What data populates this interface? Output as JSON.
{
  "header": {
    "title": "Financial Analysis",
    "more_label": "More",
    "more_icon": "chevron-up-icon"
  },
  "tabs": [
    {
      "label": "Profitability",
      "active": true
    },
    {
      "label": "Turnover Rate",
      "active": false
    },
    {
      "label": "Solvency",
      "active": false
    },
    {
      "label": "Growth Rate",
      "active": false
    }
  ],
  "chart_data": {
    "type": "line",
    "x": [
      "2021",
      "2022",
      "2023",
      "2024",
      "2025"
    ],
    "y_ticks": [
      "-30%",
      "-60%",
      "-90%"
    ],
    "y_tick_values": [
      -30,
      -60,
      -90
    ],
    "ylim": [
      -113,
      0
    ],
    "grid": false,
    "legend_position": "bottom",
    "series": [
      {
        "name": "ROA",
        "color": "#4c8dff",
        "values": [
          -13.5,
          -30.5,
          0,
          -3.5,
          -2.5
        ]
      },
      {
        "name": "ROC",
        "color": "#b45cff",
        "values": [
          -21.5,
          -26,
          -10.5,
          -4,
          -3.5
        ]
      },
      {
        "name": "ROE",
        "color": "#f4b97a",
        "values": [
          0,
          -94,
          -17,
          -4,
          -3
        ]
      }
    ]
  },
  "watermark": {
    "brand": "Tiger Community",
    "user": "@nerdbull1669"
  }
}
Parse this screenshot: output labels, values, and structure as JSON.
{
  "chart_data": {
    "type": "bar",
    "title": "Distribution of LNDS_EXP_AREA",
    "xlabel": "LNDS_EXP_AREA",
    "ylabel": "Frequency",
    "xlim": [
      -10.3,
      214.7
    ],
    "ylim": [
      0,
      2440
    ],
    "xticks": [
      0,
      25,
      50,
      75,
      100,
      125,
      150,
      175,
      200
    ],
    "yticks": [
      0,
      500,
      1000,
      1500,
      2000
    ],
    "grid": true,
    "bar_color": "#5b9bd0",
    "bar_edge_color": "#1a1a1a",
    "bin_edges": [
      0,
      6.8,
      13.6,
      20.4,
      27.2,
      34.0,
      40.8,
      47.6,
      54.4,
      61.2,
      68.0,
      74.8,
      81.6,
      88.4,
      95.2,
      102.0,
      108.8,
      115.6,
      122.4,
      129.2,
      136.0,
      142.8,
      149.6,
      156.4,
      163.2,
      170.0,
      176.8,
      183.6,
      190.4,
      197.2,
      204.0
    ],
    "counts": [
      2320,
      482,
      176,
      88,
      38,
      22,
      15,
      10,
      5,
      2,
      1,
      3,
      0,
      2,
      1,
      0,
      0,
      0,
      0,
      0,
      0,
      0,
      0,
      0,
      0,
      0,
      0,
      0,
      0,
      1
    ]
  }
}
= = =
Your task
Copy out each record from above, exactly.

Complete response
What data populates this interface? Output as JSON.
{
  "header": {
    "title": "Financial Analysis",
    "more_label": "More",
    "more_icon": "chevron-up-icon"
  },
  "tabs": [
    {
      "label": "Profitability",
      "active": true
    },
    {
      "label": "Turnover Rate",
      "active": false
    },
    {
      "label": "Solvency",
      "active": false
    },
    {
      "label": "Growth Rate",
      "active": false
    }
  ],
  "chart_data": {
    "type": "line",
    "x": [
      "2021",
      "2022",
      "2023",
      "2024",
      "2025"
    ],
    "y_ticks": [
      "-30%",
      "-60%",
      "-90%"
    ],
    "y_tick_values": [
      -30,
      -60,
      -90
    ],
    "ylim": [
      -113,
      0
    ],
    "grid": false,
    "legend_position": "bottom",
    "series": [
      {
        "name": "ROA",
        "color": "#4c8dff",
        "values": [
          -13.5,
          -30.5,
          0,
          -3.5,
          -2.5
        ]
      },
      {
        "name": "ROC",
        "color": "#b45cff",
        "values": [
          -21.5,
          -26,
          -10.5,
          -4,
          -3.5
        ]
      },
      {
        "name": "ROE",
        "color": "#f4b97a",
        "values": [
          0,
          -94,
          -17,
          -4,
          -3
        ]
      }
    ]
  },
  "watermark": {
    "brand": "Tiger Community",
    "user": "@nerdbull1669"
  }
}
Parse this screenshot: output labels, values, and structure as JSON.
{
  "chart_data": {
    "type": "bar",
    "title": "Distribution of LNDS_EXP_AREA",
    "xlabel": "LNDS_EXP_AREA",
    "ylabel": "Frequency",
    "xlim": [
      -10.3,
      214.7
    ],
    "ylim": [
      0,
      2440
    ],
    "xticks": [
      0,
      25,
      50,
      75,
      100,
      125,
      150,
      175,
      200
    ],
    "yticks": [
      0,
      500,
      1000,
      1500,
      2000
    ],
    "grid": true,
    "bar_color": "#5b9bd0",
    "bar_edge_color": "#1a1a1a",
    "bin_edges": [
      0,
      6.8,
      13.6,
      20.4,
      27.2,
      34.0,
      40.8,
      47.6,
      54.4,
      61.2,
      68.0,
      74.8,
      81.6,
      88.4,
      95.2,
      102.0,
      108.8,
      115.6,
      122.4,
      129.2,
      136.0,
      142.8,
      149.6,
      156.4,
      163.2,
      170.0,
      176.8,
      183.6,
      190.4,
      197.2,
      204.0
    ],
    "counts": [
      2320,
      482,
      176,
      88,
      38,
      22,
      15,
      10,
      5,
      2,
      1,
      3,
      0,
      2,
      1,
      0,
      0,
      0,
      0,
      0,
      0,
      0,
      0,
      0,
      0,
      0,
      0,
      0,
      0,
      1
    ]
  }
}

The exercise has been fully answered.